▶ _What this task involves_
Copy the records below word for word, starting with their first line and going on through the line that contains "330, 531, 351]".

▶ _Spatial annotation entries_
==============================
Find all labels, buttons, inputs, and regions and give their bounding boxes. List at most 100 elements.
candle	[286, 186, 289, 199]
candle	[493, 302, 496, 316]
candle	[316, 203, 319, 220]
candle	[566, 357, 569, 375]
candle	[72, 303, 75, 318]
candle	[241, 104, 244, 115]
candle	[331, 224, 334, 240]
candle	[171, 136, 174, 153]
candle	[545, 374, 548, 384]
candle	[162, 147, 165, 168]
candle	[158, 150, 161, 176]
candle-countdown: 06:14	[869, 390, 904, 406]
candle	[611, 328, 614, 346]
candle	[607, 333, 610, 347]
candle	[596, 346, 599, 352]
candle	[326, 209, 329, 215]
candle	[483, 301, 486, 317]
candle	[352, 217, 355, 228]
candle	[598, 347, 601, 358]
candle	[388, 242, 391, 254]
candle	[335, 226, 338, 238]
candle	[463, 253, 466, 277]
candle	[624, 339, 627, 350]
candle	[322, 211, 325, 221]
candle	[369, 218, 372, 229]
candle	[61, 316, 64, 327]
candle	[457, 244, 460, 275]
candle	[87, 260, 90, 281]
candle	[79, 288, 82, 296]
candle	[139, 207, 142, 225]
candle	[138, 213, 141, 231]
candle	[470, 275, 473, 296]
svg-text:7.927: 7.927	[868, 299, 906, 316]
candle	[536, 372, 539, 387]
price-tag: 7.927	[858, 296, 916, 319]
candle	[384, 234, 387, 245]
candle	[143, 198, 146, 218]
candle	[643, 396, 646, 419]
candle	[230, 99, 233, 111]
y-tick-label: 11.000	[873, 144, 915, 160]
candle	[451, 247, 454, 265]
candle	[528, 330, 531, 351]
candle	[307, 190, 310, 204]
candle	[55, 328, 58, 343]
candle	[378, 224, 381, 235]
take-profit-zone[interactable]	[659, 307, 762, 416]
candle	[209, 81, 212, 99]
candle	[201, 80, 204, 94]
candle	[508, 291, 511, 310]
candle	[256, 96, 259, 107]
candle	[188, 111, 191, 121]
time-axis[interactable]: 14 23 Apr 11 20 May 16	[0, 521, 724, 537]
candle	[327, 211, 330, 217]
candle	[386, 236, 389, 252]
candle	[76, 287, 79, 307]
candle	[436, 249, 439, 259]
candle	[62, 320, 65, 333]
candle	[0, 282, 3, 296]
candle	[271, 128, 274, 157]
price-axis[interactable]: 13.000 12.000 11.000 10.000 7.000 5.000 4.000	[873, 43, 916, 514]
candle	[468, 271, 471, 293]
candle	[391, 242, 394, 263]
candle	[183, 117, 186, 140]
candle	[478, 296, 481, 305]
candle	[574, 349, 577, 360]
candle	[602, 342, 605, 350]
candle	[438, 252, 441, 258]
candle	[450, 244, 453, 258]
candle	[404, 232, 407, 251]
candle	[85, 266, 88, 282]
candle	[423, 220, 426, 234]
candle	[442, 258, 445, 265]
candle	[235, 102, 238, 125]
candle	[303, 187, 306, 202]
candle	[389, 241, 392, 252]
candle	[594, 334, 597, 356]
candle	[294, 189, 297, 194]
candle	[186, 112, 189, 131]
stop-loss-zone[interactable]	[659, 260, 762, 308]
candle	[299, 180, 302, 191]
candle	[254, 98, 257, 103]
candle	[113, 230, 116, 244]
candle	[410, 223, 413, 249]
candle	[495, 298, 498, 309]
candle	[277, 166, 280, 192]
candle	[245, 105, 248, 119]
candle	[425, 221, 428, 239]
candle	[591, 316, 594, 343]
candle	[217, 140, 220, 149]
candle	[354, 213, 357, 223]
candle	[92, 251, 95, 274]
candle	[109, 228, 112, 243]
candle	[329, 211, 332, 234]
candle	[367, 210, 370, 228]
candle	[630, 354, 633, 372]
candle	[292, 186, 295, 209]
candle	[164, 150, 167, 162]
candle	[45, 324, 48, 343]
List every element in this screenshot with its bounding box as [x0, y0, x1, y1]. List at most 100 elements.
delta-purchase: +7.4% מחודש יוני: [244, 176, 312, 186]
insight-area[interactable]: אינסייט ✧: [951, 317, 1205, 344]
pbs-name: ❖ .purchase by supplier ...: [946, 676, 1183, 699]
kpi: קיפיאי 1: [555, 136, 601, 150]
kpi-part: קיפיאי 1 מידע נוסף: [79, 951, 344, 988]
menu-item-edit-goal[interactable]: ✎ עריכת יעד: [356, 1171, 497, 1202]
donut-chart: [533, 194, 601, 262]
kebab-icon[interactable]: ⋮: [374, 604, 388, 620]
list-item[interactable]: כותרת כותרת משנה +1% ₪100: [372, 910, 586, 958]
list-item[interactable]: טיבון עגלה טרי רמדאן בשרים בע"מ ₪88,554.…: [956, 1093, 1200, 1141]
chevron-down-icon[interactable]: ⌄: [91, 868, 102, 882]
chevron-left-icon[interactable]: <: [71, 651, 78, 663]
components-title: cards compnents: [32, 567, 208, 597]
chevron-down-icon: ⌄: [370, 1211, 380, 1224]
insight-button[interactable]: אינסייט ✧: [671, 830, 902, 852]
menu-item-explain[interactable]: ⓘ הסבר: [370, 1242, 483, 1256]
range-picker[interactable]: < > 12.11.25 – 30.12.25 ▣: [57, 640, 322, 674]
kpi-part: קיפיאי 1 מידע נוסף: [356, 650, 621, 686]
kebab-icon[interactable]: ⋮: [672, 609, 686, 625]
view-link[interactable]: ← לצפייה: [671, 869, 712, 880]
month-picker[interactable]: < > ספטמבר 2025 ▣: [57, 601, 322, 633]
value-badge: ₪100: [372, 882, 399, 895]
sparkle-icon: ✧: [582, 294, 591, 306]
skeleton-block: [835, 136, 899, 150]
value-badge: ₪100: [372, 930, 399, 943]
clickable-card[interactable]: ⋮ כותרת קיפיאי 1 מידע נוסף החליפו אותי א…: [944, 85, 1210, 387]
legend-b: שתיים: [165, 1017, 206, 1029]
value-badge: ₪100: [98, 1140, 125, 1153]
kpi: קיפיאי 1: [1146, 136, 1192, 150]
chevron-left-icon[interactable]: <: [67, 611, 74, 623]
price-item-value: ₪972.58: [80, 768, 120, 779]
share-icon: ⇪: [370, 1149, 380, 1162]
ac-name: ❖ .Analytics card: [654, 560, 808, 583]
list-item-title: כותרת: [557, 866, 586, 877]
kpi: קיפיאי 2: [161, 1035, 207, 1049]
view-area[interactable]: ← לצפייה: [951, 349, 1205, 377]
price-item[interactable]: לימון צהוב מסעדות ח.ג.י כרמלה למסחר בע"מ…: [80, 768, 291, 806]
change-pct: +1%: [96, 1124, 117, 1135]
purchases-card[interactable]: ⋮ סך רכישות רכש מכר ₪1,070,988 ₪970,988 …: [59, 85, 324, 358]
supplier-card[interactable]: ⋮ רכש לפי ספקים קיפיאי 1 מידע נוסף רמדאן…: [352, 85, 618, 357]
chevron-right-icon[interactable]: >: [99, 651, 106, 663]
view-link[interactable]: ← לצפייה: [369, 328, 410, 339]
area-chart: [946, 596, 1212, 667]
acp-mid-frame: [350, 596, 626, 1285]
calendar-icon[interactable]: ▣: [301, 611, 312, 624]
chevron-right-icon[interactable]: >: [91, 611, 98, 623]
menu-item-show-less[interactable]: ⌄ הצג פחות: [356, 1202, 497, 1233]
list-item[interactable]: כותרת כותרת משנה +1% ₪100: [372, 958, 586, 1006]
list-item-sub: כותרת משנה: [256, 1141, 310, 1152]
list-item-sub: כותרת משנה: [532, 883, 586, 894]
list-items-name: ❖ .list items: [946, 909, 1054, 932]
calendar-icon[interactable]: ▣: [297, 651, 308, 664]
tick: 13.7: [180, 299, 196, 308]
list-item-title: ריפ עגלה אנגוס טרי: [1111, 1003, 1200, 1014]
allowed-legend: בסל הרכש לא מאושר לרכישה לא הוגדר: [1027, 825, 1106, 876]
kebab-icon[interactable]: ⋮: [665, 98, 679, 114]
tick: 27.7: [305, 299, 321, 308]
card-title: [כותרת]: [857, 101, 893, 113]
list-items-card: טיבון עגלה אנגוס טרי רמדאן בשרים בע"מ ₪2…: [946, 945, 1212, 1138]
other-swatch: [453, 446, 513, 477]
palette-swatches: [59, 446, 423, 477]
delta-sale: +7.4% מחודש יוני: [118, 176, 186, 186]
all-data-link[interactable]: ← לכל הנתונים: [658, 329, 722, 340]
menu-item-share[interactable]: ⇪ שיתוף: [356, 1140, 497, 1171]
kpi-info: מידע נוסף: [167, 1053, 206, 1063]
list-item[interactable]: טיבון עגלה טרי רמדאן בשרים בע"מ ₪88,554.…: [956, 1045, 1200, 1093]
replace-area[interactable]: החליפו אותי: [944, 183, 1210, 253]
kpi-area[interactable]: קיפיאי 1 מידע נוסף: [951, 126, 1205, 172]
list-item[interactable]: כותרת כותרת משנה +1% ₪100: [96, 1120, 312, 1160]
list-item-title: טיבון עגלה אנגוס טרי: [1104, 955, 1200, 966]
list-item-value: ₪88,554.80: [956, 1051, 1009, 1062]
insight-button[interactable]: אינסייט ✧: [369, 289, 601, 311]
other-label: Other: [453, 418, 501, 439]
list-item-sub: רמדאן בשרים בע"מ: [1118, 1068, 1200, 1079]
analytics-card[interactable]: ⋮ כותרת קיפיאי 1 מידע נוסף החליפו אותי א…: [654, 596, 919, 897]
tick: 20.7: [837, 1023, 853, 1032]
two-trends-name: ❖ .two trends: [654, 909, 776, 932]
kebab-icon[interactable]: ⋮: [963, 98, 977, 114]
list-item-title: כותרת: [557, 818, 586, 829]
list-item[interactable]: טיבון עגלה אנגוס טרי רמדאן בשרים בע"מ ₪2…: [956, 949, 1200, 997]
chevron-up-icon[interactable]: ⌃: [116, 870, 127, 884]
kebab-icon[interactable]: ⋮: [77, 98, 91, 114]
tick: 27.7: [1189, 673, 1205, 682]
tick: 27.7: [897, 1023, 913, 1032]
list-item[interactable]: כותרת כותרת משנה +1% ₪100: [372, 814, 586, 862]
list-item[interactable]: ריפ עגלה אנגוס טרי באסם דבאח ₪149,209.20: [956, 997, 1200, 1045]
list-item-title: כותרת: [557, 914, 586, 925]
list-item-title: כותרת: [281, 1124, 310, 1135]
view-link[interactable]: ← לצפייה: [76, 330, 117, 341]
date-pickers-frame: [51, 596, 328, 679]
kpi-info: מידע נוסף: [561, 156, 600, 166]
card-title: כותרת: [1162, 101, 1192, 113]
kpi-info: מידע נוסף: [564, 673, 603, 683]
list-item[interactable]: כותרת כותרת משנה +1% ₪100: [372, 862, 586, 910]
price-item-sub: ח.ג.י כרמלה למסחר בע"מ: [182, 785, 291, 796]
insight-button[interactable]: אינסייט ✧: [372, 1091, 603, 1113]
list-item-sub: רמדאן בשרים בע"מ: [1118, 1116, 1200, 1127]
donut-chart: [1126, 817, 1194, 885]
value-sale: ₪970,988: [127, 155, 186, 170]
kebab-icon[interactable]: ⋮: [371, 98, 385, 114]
==============================
▶ _Written response_
Find all labels, buttons, inputs, and regions and give their bounding boxes. List at most 100 elements.
candle	[286, 186, 289, 199]
candle	[493, 302, 496, 316]
candle	[316, 203, 319, 220]
candle	[566, 357, 569, 375]
candle	[72, 303, 75, 318]
candle	[241, 104, 244, 115]
candle	[331, 224, 334, 240]
candle	[171, 136, 174, 153]
candle	[545, 374, 548, 384]
candle	[162, 147, 165, 168]
candle	[158, 150, 161, 176]
candle-countdown: 06:14	[869, 390, 904, 406]
candle	[611, 328, 614, 346]
candle	[607, 333, 610, 347]
candle	[596, 346, 599, 352]
candle	[326, 209, 329, 215]
candle	[483, 301, 486, 317]
candle	[352, 217, 355, 228]
candle	[598, 347, 601, 358]
candle	[388, 242, 391, 254]
candle	[335, 226, 338, 238]
candle	[463, 253, 466, 277]
candle	[624, 339, 627, 350]
candle	[322, 211, 325, 221]
candle	[369, 218, 372, 229]
candle	[61, 316, 64, 327]
candle	[457, 244, 460, 275]
candle	[87, 260, 90, 281]
candle	[79, 288, 82, 296]
candle	[139, 207, 142, 225]
candle	[138, 213, 141, 231]
candle	[470, 275, 473, 296]
svg-text:7.927: 7.927	[868, 299, 906, 316]
candle	[536, 372, 539, 387]
price-tag: 7.927	[858, 296, 916, 319]
candle	[384, 234, 387, 245]
candle	[143, 198, 146, 218]
candle	[643, 396, 646, 419]
candle	[230, 99, 233, 111]
y-tick-label: 11.000	[873, 144, 915, 160]
candle	[451, 247, 454, 265]
candle	[528, 330, 531, 351]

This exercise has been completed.